Copy out every line of the data exactly.

Saved data entries:

▼▼▼

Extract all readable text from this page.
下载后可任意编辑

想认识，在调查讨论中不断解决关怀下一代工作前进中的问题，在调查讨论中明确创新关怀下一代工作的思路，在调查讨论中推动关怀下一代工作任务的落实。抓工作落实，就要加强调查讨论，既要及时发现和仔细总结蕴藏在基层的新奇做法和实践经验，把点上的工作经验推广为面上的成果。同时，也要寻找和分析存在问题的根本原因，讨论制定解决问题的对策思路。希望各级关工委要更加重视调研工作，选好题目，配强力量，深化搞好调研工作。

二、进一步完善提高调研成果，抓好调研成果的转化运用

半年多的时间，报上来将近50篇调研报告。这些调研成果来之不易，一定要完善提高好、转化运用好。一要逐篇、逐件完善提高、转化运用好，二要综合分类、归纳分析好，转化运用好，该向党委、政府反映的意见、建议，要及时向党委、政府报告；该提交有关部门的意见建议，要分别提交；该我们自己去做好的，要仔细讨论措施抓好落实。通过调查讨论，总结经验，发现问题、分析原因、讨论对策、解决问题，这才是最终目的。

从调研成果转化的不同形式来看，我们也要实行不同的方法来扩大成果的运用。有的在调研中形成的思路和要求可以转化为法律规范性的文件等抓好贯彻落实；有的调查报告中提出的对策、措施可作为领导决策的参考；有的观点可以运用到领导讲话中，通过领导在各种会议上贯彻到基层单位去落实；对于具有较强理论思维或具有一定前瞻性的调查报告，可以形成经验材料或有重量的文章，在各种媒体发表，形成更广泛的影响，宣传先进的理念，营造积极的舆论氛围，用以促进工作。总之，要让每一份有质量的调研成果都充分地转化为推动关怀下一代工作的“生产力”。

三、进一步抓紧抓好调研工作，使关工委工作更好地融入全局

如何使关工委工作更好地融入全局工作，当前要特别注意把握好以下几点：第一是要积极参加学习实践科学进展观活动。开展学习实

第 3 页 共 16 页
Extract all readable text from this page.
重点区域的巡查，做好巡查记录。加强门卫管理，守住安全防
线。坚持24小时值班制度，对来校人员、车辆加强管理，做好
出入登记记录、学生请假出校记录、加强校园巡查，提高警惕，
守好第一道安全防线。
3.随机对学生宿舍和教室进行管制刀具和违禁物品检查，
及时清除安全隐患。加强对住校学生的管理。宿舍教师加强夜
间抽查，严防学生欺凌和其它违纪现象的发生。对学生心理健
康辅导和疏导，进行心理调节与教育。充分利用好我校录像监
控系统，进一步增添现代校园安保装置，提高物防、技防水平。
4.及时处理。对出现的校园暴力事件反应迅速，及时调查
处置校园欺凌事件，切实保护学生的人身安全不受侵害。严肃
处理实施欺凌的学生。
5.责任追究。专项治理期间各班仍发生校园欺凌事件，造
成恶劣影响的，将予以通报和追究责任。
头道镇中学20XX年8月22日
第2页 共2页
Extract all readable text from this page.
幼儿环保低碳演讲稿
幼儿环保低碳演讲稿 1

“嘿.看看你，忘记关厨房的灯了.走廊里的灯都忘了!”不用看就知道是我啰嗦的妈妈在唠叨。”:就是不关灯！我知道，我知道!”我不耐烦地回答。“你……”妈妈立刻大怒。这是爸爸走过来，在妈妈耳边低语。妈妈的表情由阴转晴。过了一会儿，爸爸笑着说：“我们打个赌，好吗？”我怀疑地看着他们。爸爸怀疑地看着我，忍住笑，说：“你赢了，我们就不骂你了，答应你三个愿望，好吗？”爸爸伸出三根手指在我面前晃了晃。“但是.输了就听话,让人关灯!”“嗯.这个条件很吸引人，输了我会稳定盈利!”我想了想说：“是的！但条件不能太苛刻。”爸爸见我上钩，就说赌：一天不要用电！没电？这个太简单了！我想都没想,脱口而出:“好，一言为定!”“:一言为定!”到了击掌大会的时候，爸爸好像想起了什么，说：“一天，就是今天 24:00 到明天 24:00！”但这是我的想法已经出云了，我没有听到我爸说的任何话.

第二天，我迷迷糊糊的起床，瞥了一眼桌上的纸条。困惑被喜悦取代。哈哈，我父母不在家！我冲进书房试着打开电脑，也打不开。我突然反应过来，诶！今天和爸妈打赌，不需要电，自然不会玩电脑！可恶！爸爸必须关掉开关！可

▲▲▲

PROBLEM SOLUTION:
Extract all readable text from this page.
下载后可任意编辑

想认识，在调查讨论中不断解决关怀下一代工作前进中的问题，在调查讨论中明确创新关怀下一代工作的思路，在调查讨论中推动关怀下一代工作任务的落实。抓工作落实，就要加强调查讨论，既要及时发现和仔细总结蕴藏在基层的新奇做法和实践经验，把点上的工作经验推广为面上的成果。同时，也要寻找和分析存在问题的根本原因，讨论制定解决问题的对策思路。希望各级关工委要更加重视调研工作，选好题目，配强力量，深化搞好调研工作。

二、进一步完善提高调研成果，抓好调研成果的转化运用

半年多的时间，报上来将近50篇调研报告。这些调研成果来之不易，一定要完善提高好、转化运用好。一要逐篇、逐件完善提高、转化运用好，二要综合分类、归纳分析好，转化运用好，该向党委、政府反映的意见、建议，要及时向党委、政府报告；该提交有关部门的意见建议，要分别提交；该我们自己去做好的，要仔细讨论措施抓好落实。通过调查讨论，总结经验，发现问题、分析原因、讨论对策、解决问题，这才是最终目的。

从调研成果转化的不同形式来看，我们也要实行不同的方法来扩大成果的运用。有的在调研中形成的思路和要求可以转化为法律规范性的文件等抓好贯彻落实；有的调查报告中提出的对策、措施可作为领导决策的参考；有的观点可以运用到领导讲话中，通过领导在各种会议上贯彻到基层单位去落实；对于具有较强理论思维或具有一定前瞻性的调查报告，可以形成经验材料或有重量的文章，在各种媒体发表，形成更广泛的影响，宣传先进的理念，营造积极的舆论氛围，用以促进工作。总之，要让每一份有质量的调研成果都充分地转化为推动关怀下一代工作的“生产力”。

三、进一步抓紧抓好调研工作，使关工委工作更好地融入全局

如何使关工委工作更好地融入全局工作，当前要特别注意把握好以下几点：第一是要积极参加学习实践科学进展观活动。开展学习实

第 3 页 共 16 页
Extract all readable text from this page.
重点区域的巡查，做好巡查记录。加强门卫管理，守住安全防
线。坚持24小时值班制度，对来校人员、车辆加强管理，做好
出入登记记录、学生请假出校记录、加强校园巡查，提高警惕，
守好第一道安全防线。
3.随机对学生宿舍和教室进行管制刀具和违禁物品检查，
及时清除安全隐患。加强对住校学生的管理。宿舍教师加强夜
间抽查，严防学生欺凌和其它违纪现象的发生。对学生心理健
康辅导和疏导，进行心理调节与教育。充分利用好我校录像监
控系统，进一步增添现代校园安保装置，提高物防、技防水平。
4.及时处理。对出现的校园暴力事件反应迅速，及时调查
处置校园欺凌事件，切实保护学生的人身安全不受侵害。严肃
处理实施欺凌的学生。
5.责任追究。专项治理期间各班仍发生校园欺凌事件，造
成恶劣影响的，将予以通报和追究责任。
头道镇中学20XX年8月22日
第2页 共2页
Extract all readable text from this page.
幼儿环保低碳演讲稿
幼儿环保低碳演讲稿 1

“嘿.看看你，忘记关厨房的灯了.走廊里的灯都忘了!”不用看就知道是我啰嗦的妈妈在唠叨。”:就是不关灯！我知道，我知道!”我不耐烦地回答。“你……”妈妈立刻大怒。这是爸爸走过来，在妈妈耳边低语。妈妈的表情由阴转晴。过了一会儿，爸爸笑着说：“我们打个赌，好吗？”我怀疑地看着他们。爸爸怀疑地看着我，忍住笑，说：“你赢了，我们就不骂你了，答应你三个愿望，好吗？”爸爸伸出三根手指在我面前晃了晃。“但是.输了就听话,让人关灯!”“嗯.这个条件很吸引人，输了我会稳定盈利!”我想了想说：“是的！但条件不能太苛刻。”爸爸见我上钩，就说赌：一天不要用电！没电？这个太简单了！我想都没想,脱口而出:“好，一言为定!”“:一言为定!”到了击掌大会的时候，爸爸好像想起了什么，说：“一天，就是今天 24:00 到明天 24:00！”但这是我的想法已经出云了，我没有听到我爸说的任何话.

第二天，我迷迷糊糊的起床，瞥了一眼桌上的纸条。困惑被喜悦取代。哈哈，我父母不在家！我冲进书房试着打开电脑，也打不开。我突然反应过来，诶！今天和爸妈打赌，不需要电，自然不会玩电脑！可恶！爸爸必须关掉开关！可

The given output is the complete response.